• [About this task]: In the blog post about Huffington Post Chicago, swap "fella" for "guy" and write out the passage between "And the HuffPoChi's" and "Michael Freakin' Jordan!", inclusive.

• [Extract provided]:
┌────────
Friday, August 15, 2008

Huffington Post Chicago: My First Impression

In an effort to establish local cred, HuffPoChi had John Cusack, a Chicago expatriate, composed a harmlessly vanilla ode to our Windy City.

Unfortunately, in that short piece, Mr. Cusack misspelled the name of former Cub, Larry Biittner. And he misspelled the name of former Blackhawk, Chris Chelios.

And the HuffPoChi's inaugural post repeatedly misspelled the name of a former member of the Chicago Bulls -- a fella named Michael Jordan.

Michael Freakin' Jordan!

Chicagoans' notorious homerism will no doubt lead them to forgive Mr. Cusack's transgressions, but our utter contempt for phonies could limit the long-term appeal of Huffington Post Chicago.


michelle said...

I sent a crabby e-mail to the Beachwood Reporter about this.

Mr. Chicago also misspelled Eugene O'Neill's name in his big smooch to Irish writers (though O'Neill was born in New York). Other transgressions: Eddie Gaedel pinch-hit for the St. Louis Browns not the White Sox, and Sammy Sosa wasn't on the Cubs in 1989 with Andre Dawson when they won the NL East.

So-Called Duechy Zorn Cornholer said...
└────────
(Entries drawn from a collection)
┌────────
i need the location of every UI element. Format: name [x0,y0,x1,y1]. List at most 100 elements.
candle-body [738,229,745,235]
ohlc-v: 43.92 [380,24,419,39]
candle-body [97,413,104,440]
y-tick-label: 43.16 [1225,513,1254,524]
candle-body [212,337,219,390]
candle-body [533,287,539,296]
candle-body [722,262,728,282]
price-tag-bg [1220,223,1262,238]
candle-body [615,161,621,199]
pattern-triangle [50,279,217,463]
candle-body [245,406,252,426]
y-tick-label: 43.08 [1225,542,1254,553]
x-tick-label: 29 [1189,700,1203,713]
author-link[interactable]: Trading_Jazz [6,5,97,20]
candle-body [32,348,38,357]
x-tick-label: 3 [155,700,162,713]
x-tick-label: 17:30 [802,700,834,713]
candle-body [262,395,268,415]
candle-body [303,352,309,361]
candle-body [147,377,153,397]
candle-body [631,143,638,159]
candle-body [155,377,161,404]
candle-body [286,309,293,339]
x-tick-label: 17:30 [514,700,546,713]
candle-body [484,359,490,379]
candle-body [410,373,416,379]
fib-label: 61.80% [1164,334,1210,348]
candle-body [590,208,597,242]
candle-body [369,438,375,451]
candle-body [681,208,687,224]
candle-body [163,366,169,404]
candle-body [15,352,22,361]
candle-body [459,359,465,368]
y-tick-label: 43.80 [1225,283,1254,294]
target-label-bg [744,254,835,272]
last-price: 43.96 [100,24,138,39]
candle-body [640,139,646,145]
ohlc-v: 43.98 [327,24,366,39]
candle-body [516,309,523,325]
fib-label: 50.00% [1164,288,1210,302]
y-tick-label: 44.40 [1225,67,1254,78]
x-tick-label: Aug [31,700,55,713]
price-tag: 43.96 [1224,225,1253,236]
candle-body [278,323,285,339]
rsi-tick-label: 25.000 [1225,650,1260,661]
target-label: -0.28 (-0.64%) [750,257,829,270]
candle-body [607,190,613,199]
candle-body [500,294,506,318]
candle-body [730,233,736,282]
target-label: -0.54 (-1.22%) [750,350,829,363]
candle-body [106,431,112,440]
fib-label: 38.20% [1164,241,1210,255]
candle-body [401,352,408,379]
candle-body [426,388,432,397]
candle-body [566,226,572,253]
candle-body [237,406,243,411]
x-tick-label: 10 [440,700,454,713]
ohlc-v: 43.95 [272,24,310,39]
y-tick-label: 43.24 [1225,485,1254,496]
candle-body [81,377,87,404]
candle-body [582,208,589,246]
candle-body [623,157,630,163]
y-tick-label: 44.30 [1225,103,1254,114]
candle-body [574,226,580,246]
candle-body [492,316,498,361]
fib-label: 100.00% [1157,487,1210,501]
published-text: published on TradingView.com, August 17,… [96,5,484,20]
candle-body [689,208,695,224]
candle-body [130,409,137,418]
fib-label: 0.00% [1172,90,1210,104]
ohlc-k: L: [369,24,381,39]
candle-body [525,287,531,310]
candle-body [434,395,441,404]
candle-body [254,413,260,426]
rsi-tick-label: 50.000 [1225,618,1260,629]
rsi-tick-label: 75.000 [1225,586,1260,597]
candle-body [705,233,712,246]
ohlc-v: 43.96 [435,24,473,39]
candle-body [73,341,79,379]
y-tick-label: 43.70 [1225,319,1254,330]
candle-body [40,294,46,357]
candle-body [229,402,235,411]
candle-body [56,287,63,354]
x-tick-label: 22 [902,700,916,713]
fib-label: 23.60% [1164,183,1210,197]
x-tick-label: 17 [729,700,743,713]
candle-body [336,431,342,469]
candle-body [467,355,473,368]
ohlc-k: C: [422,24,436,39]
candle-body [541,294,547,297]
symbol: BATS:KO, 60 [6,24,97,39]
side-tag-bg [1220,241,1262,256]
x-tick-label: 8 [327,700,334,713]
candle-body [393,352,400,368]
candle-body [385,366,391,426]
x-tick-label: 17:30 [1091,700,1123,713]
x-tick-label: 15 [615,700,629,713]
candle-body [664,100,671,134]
└────────
• [Solution]:
And the HuffPoChi's inaugural post repeatedly misspelled the name of a former member of the Chicago Bulls -- a guy named Michael Jordan.

Michael Freakin' Jordan!